-- Begin --
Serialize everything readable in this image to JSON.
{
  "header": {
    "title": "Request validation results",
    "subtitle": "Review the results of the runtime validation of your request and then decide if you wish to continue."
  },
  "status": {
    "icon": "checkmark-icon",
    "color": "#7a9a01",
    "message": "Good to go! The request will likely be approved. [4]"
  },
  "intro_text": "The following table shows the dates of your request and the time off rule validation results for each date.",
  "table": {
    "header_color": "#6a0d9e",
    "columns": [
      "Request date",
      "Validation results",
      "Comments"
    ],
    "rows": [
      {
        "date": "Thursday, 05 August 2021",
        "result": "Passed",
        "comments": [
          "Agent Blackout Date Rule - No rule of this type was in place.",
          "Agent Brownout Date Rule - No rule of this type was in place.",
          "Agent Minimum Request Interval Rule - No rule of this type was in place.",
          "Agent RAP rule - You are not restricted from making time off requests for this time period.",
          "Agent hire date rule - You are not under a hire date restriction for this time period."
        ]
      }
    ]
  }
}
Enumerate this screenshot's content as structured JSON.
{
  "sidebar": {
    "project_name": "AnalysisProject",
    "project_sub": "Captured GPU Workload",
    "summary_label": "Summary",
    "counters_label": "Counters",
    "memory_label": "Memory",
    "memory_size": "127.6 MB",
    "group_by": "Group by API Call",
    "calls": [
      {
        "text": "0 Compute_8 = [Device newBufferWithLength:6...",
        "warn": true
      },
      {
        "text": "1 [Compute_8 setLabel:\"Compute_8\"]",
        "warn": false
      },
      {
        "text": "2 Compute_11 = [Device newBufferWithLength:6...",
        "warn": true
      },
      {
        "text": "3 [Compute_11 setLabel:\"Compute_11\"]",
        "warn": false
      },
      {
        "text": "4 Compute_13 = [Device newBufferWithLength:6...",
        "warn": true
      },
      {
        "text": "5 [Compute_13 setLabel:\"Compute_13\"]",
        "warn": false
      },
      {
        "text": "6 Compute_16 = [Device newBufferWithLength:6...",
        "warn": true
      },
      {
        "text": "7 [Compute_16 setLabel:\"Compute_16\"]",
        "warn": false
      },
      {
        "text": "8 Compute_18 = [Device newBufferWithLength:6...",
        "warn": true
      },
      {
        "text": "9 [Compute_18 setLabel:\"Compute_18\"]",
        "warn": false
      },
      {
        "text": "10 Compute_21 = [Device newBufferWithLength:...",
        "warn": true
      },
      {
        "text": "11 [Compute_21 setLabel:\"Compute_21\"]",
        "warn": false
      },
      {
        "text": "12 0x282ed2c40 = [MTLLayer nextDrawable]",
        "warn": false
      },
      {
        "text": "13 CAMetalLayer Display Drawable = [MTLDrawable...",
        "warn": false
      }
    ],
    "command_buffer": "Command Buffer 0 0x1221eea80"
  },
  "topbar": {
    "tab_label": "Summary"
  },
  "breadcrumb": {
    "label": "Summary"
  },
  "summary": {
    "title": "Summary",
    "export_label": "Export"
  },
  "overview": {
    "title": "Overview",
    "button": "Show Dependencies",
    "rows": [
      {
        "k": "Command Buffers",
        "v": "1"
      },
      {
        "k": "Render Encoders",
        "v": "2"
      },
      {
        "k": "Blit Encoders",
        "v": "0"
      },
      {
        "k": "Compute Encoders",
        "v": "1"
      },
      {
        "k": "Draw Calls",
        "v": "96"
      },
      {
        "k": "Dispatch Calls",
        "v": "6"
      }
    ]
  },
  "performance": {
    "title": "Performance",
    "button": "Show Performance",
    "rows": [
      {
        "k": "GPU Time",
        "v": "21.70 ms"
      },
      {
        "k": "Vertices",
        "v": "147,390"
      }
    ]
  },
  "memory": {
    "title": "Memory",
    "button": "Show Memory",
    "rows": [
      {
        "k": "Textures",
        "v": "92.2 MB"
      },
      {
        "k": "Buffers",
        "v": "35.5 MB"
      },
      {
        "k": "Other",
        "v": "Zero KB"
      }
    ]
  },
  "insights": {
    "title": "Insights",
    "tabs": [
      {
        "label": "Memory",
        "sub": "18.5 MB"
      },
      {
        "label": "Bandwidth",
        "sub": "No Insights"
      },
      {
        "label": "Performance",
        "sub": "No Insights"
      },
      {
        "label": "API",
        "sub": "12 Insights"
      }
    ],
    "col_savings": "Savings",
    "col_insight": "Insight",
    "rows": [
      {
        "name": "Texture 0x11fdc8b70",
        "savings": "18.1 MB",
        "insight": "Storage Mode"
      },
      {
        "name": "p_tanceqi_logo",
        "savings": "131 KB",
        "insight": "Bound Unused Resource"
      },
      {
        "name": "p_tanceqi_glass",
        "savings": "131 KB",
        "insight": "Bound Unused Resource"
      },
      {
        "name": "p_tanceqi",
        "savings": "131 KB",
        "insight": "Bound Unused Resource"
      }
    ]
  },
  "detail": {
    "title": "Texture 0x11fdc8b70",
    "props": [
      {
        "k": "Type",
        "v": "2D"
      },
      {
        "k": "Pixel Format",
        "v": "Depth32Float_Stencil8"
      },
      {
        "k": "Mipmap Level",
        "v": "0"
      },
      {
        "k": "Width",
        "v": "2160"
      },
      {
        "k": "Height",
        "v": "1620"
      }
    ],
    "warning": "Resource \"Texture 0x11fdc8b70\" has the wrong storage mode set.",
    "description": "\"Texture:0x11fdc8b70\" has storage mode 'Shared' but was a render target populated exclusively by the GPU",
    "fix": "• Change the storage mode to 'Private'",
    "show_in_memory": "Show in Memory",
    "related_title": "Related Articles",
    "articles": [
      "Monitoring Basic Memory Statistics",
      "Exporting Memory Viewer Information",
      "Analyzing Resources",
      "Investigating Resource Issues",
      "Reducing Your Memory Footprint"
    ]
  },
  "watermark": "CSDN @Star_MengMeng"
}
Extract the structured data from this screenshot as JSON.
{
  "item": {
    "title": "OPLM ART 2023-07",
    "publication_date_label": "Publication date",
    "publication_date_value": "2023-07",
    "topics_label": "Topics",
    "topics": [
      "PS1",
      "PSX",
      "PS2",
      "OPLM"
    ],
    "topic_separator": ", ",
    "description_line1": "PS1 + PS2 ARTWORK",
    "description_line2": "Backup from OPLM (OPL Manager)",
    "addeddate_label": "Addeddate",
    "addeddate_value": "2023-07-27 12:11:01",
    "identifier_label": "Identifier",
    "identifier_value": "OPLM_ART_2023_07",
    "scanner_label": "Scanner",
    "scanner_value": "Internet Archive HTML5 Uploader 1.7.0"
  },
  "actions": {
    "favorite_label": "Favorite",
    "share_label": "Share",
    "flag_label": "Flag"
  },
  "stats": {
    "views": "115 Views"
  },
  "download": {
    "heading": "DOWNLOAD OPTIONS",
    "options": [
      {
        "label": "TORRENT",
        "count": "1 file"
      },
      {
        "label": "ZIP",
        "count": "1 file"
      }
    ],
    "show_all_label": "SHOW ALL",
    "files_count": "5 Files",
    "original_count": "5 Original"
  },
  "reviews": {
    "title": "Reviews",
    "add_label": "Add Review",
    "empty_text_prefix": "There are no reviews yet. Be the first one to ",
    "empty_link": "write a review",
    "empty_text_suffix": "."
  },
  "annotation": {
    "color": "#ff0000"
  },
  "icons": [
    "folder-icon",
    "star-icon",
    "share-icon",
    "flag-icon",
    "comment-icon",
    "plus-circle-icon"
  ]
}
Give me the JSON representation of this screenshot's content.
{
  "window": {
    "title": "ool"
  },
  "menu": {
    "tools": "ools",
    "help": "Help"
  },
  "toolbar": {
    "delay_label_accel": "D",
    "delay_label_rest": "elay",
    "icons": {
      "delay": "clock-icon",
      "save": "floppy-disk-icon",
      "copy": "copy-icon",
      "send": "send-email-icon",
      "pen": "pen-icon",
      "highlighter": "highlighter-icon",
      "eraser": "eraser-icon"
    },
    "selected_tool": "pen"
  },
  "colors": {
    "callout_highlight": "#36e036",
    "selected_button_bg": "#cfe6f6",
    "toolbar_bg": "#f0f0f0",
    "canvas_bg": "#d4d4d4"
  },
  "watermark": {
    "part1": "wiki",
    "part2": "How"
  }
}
-- End --
WHAT THIS TASK INVOLVES.
From the listing above, pick out every line containing "period".

EXPECTED OUTPUT.
          "Agent RAP rule - You are not restricted from making time off requests for this time period.",
          "Agent hire date rule - You are not under a hire date restriction for this time period."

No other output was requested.